■ Material provided ■
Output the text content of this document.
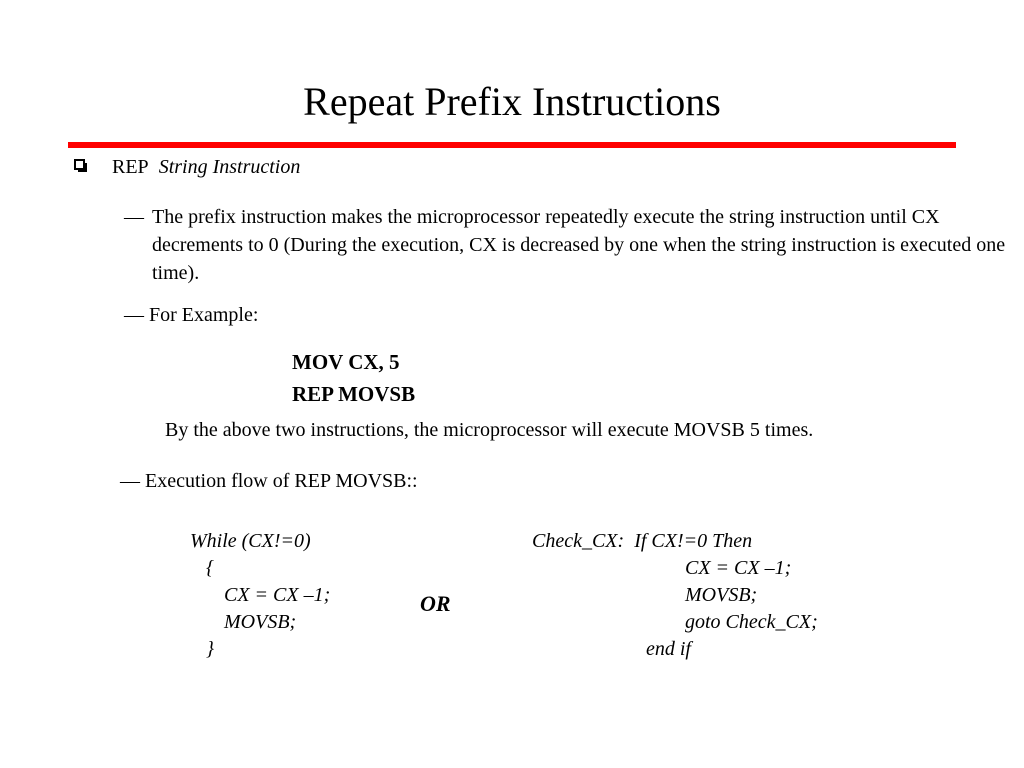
Repeat Prefix Instructions
REP String Instruction
— The prefix instruction makes the microprocessor repeatedly execute the string instruction until CX decrements to 0 (During the execution, CX is decreased by one when the string instruction is executed one time).
— For Example:
MOV CX, 5
REP MOVSB
By the above two instructions, the microprocessor will execute MOVSB 5 times.
— Execution flow of REP MOVSB::
While (CX!=0)
{
CX = CX –1;
MOVSB;
}
OR
Check_CX:  If CX!=0 Then
CX = CX –1;
MOVSB;
goto Check_CX;
end if
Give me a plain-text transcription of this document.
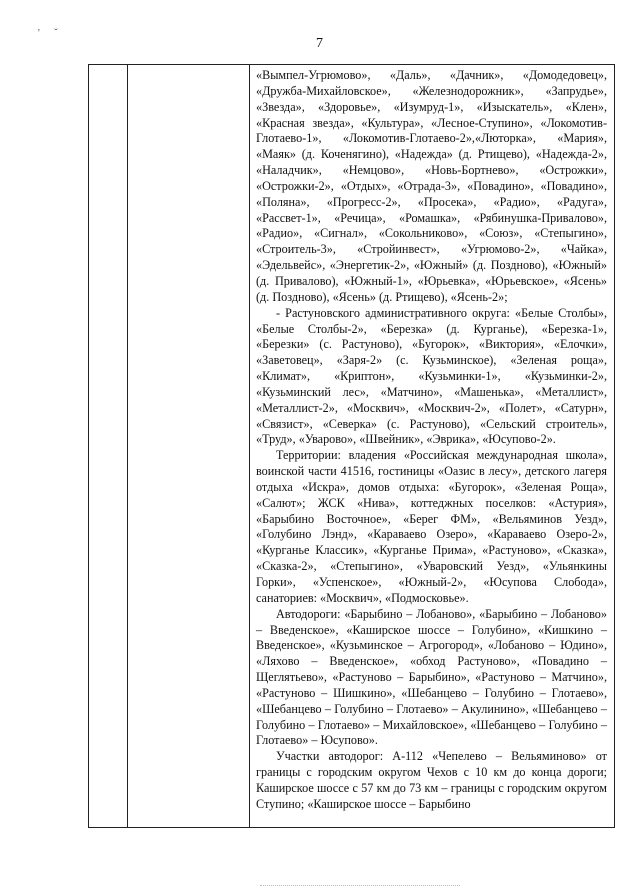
' ˇ
7

«Вымпел-Угрюмово», «Даль», «Дачник», «Домодедовец», «Дружба-Михайловское», «Железнодорожник», «Запрудье», «Звезда», «Здоровье», «Изумруд-1», «Изыскатель», «Клен», «Красная звезда», «Культура», «Лесное-Ступино», «Локомотив-Глотаево-1», «Локомотив-Глотаево-2»,«Люторка», «Мария», «Маяк» (д. Коченягино), «Надежда» (д. Ртищево), «Надежда-2», «Наладчик», «Немцово», «Новь-Бортнево», «Острожки», «Острожки-2», «Отдых», «Отрада-3», «Повадино», «Повадино», «Поляна», «Прогресс-2», «Просека», «Радио», «Радуга», «Рассвет-1», «Речица», «Ромашка», «Рябинушка-Привалово», «Радио», «Сигнал», «Сокольниково», «Союз», «Степыгино», «Строитель-3», «Стройинвест», «Угрюмово-2», «Чайка», «Эдельвейс», «Энергетик-2», «Южный» (д. Поздново), «Южный» (д. Привалово), «Южный-1», «Юрьевка», «Юрьевское», «Ясень» (д. Поздново), «Ясень» (д. Ртищево), «Ясень-2»;

- Растуновского административного округа: «Белые Столбы», «Белые Столбы-2», «Березка» (д. Курганье), «Березка-1», «Березки» (с. Растуново), «Бугорок», «Виктория», «Елочки», «Заветовец», «Заря-2» (с. Кузьминское), «Зеленая роща», «Климат», «Криптон», «Кузьминки-1», «Кузьминки-2», «Кузьминский лес», «Матчино», «Машенька», «Металлист», «Металлист-2», «Москвич», «Москвич-2», «Полет», «Сатурн», «Связист», «Северка» (с. Растуново), «Сельский строитель», «Труд», «Уварово», «Швейник», «Эврика», «Юсупово-2».

Территории: владения «Российская международная школа», воинской части 41516, гостиницы «Оазис в лесу», детского лагеря отдыха «Искра», домов отдыха: «Бугорок», «Зеленая Роща», «Салют»; ЖСК «Нива», коттеджных поселков: «Астурия», «Барыбино Восточное», «Берег ФМ», «Вельяминов Уезд», «Голубино Лэнд», «Караваево Озеро», «Караваево Озеро-2», «Курганье Классик», «Курганье Прима», «Растуново», «Сказка», «Сказка-2», «Степыгино», «Уваровский Уезд», «Ульянкины Горки», «Успенское», «Южный-2», «Юсупова Слобода», санаториев: «Москвич», «Подмосковье».

Автодороги: «Барыбино – Лобаново», «Барыбино – Лобаново» – Введенское», «Каширское шоссе – Голубино», «Кишкино – Введенское», «Кузьминское – Агрогород», «Лобаново – Юдино», «Ляхово – Введенское», «обход Растуново», «Повадино – Щеглятьево», «Растуново – Барыбино», «Растуново – Матчино», «Растуново – Шишкино», «Шебанцево – Голубино – Глотаево», «Шебанцево – Голубино – Глотаево» – Акулинино», «Шебанцево – Голубино – Глотаево» – Михайловское», «Шебанцево – Голубино – Глотаево» – Юсупово».

Участки автодорог: А-112 «Чепелево – Вельяминово» от границы с городским округом Чехов с 10 км до конца дороги; Каширское шоссе с 57 км до 73 км – границы с городским округом Ступино; «Каширское шоссе – Барыбино
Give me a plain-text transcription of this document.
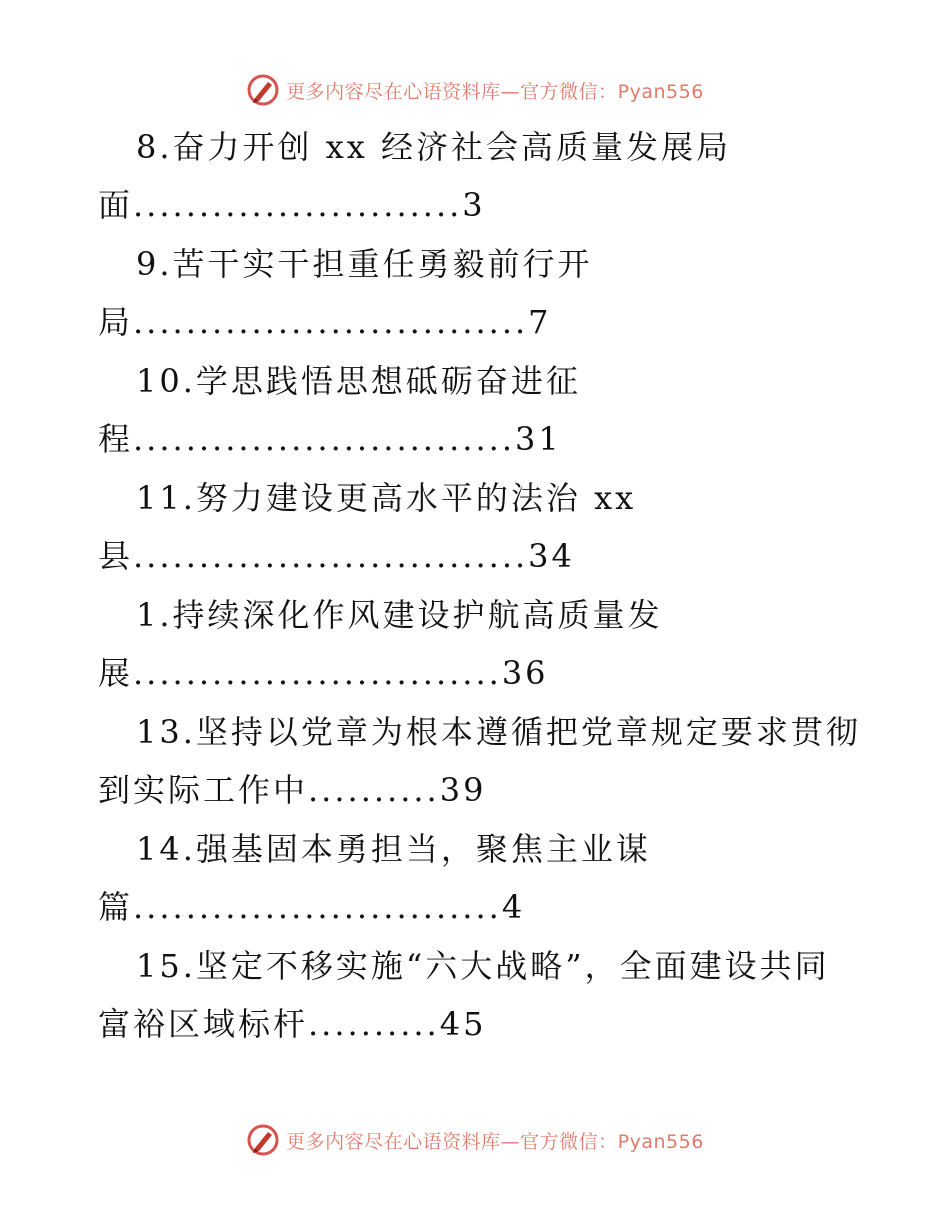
更多内容尽在心语资料库—官方微信：Pyan556
8.奋力开创 xx 经济社会高质量发展局
面.........................3
9.苦干实干担重任勇毅前行开
局..............................7
10.学思践悟思想砥砺奋进征
程.............................31
11.努力建设更高水平的法治 xx
县..............................34
1.持续深化作风建设护航高质量发
展............................36
13.坚持以党章为根本遵循把党章规定要求贯彻
到实际工作中..........39
14.强基固本勇担当，聚焦主业谋
篇............................4
15.坚定不移实施“六大战略”，全面建设共同
富裕区域标杆..........45
更多内容尽在心语资料库—官方微信：Pyan556
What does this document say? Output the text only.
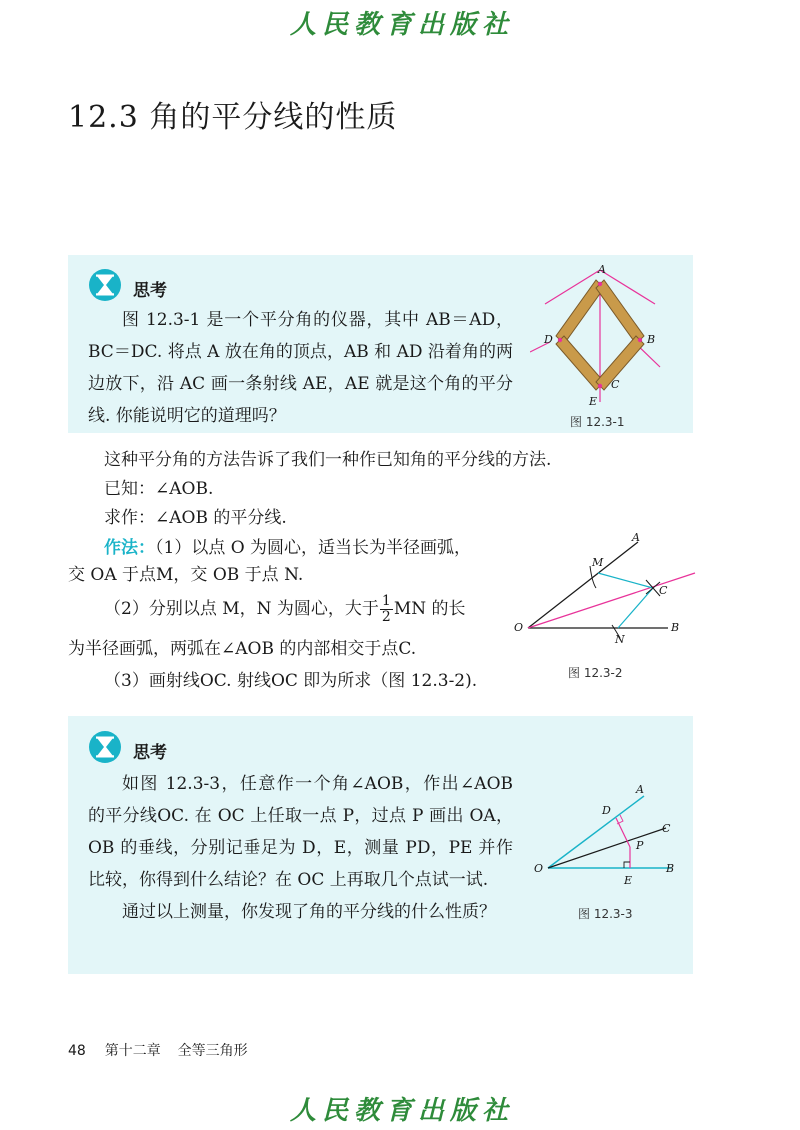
人民教育出版社
12.3 角的平分线的性质
思考

图 12.3-1 是一个平分角的仪器，其中 AB＝AD，BC＝DC. 将点 A 放在角的顶点，AB 和 AD 沿着角的两边放下，沿 AC 画一条射线 AE，AE 就是这个角的平分线. 你能说明它的道理吗？

A
D	B
C
E
图 12.3-1
这种平分角的方法告诉了我们一种作已知角的平分线的方法.
已知：∠AOB.
求作：∠AOB 的平分线.
作法：（1）以点 O 为圆心，适当长为半径画弧，
交 OA 于点M，交 OB 于点 N.
（2）分别以点 M，N 为圆心，大于 $\frac{1}{2}$ MN 的长
为半径画弧，两弧在∠AOB 的内部相交于点C.
（3）画射线OC. 射线OC 即为所求（图 12.3-2).
A
M
C
O
N
B
图 12.3-2
思考

如图 12.3-3，任意作一个角∠AOB，作出∠AOB 的平分线OC. 在 OC 上任取一点 P，过点 P 画出 OA，OB 的垂线，分别记垂足为 D，E，测量 PD，PE 并作比较，你得到什么结论？在 OC 上再取几个点试一试.

通过以上测量，你发现了角的平分线的什么性质？

A
D
C
P
O	B
E
图 12.3-3
48 第十二章 全等三角形
人民教育出版社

■ Required work ■
Collect every line with the string "шоссе" from the records, and copy each.

■ Expected output ■
Автодороги: «Барыбино – Лобаново», «Барыбино – Лобаново» – Введенское», «Каширское шоссе – Голубино», «Кишкино – Введенское», «Кузьминское – Агрогород», «Лобаново – Юдино», «Ляхово – Введенское», «обход Растуново», «Повадино – Щеглятьево», «Растуново – Барыбино», «Растуново – Матчино», «Растуново – Шишкино», «Шебанцево – Голубино – Глотаево», «Шебанцево – Голубино – Глотаево» – Акулинино», «Шебанцево – Голубино – Глотаево» – Михайловское», «Шебанцево – Голубино – Глотаево» – Юсупово».
Участки автодорог: А-112 «Чепелево – Вельяминово» от границы с городским округом Чехов с 10 км до конца дороги; Каширское шоссе с 57 км до 73 км – границы с городским округом Ступино; «Каширское шоссе – Барыбино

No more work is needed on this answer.